Repeat the records below exactly.

=== DATA SHOWN ===

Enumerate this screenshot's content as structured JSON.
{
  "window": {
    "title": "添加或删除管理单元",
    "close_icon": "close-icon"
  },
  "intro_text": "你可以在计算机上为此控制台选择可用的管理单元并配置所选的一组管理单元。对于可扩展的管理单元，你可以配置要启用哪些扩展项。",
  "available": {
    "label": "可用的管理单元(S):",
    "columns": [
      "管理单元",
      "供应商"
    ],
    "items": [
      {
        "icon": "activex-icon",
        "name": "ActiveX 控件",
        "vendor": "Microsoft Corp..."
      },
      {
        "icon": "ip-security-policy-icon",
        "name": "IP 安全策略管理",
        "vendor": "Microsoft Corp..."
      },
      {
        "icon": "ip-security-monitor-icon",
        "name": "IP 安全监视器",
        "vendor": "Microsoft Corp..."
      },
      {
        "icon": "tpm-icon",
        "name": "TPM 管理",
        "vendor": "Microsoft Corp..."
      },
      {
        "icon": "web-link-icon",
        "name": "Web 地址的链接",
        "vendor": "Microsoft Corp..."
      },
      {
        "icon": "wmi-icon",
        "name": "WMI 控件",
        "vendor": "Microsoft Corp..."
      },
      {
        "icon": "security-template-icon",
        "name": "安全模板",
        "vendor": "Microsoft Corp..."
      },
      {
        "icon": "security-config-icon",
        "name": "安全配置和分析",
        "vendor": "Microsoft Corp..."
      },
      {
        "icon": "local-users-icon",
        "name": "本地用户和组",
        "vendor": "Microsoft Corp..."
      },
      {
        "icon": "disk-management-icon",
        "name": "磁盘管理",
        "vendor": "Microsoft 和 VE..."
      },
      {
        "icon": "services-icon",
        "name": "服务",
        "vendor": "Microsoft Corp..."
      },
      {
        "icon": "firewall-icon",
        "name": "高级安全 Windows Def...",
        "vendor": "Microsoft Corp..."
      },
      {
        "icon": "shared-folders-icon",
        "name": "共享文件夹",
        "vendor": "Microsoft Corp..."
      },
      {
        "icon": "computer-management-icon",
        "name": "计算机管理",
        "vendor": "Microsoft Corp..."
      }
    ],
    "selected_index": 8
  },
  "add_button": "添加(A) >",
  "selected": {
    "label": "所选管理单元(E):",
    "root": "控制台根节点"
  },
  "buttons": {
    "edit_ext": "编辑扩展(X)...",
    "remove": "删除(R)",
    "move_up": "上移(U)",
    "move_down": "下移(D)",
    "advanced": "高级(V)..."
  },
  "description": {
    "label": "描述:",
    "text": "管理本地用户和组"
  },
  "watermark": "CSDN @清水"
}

===

◆ **THE SOLUTION**
Enumerate this screenshot's content as structured JSON.
{
  "window": {
    "title": "添加或删除管理单元",
    "close_icon": "close-icon"
  },
  "intro_text": "你可以在计算机上为此控制台选择可用的管理单元并配置所选的一组管理单元。对于可扩展的管理单元，你可以配置要启用哪些扩展项。",
  "available": {
    "label": "可用的管理单元(S):",
    "columns": [
      "管理单元",
      "供应商"
    ],
    "items": [
      {
        "icon": "activex-icon",
        "name": "ActiveX 控件",
        "vendor": "Microsoft Corp..."
      },
      {
        "icon": "ip-security-policy-icon",
        "name": "IP 安全策略管理",
        "vendor": "Microsoft Corp..."
      },
      {
        "icon": "ip-security-monitor-icon",
        "name": "IP 安全监视器",
        "vendor": "Microsoft Corp..."
      },
      {
        "icon": "tpm-icon",
        "name": "TPM 管理",
        "vendor": "Microsoft Corp..."
      },
      {
        "icon": "web-link-icon",
        "name": "Web 地址的链接",
        "vendor": "Microsoft Corp..."
      },
      {
        "icon": "wmi-icon",
        "name": "WMI 控件",
        "vendor": "Microsoft Corp..."
      },
      {
        "icon": "security-template-icon",
        "name": "安全模板",
        "vendor": "Microsoft Corp..."
      },
      {
        "icon": "security-config-icon",
        "name": "安全配置和分析",
        "vendor": "Microsoft Corp..."
      },
      {
        "icon": "local-users-icon",
        "name": "本地用户和组",
        "vendor": "Microsoft Corp..."
      },
      {
        "icon": "disk-management-icon",
        "name": "磁盘管理",
        "vendor": "Microsoft 和 VE..."
      },
      {
        "icon": "services-icon",
        "name": "服务",
        "vendor": "Microsoft Corp..."
      },
      {
        "icon": "firewall-icon",
        "name": "高级安全 Windows Def...",
        "vendor": "Microsoft Corp..."
      },
      {
        "icon": "shared-folders-icon",
        "name": "共享文件夹",
        "vendor": "Microsoft Corp..."
      },
      {
        "icon": "computer-management-icon",
        "name": "计算机管理",
        "vendor": "Microsoft Corp..."
      }
    ],
    "selected_index": 8
  },
  "add_button": "添加(A) >",
  "selected": {
    "label": "所选管理单元(E):",
    "root": "控制台根节点"
  },
  "buttons": {
    "edit_ext": "编辑扩展(X)...",
    "remove": "删除(R)",
    "move_up": "上移(U)",
    "move_down": "下移(D)",
    "advanced": "高级(V)..."
  },
  "description": {
    "label": "描述:",
    "text": "管理本地用户和组"
  },
  "watermark": "CSDN @清水"
}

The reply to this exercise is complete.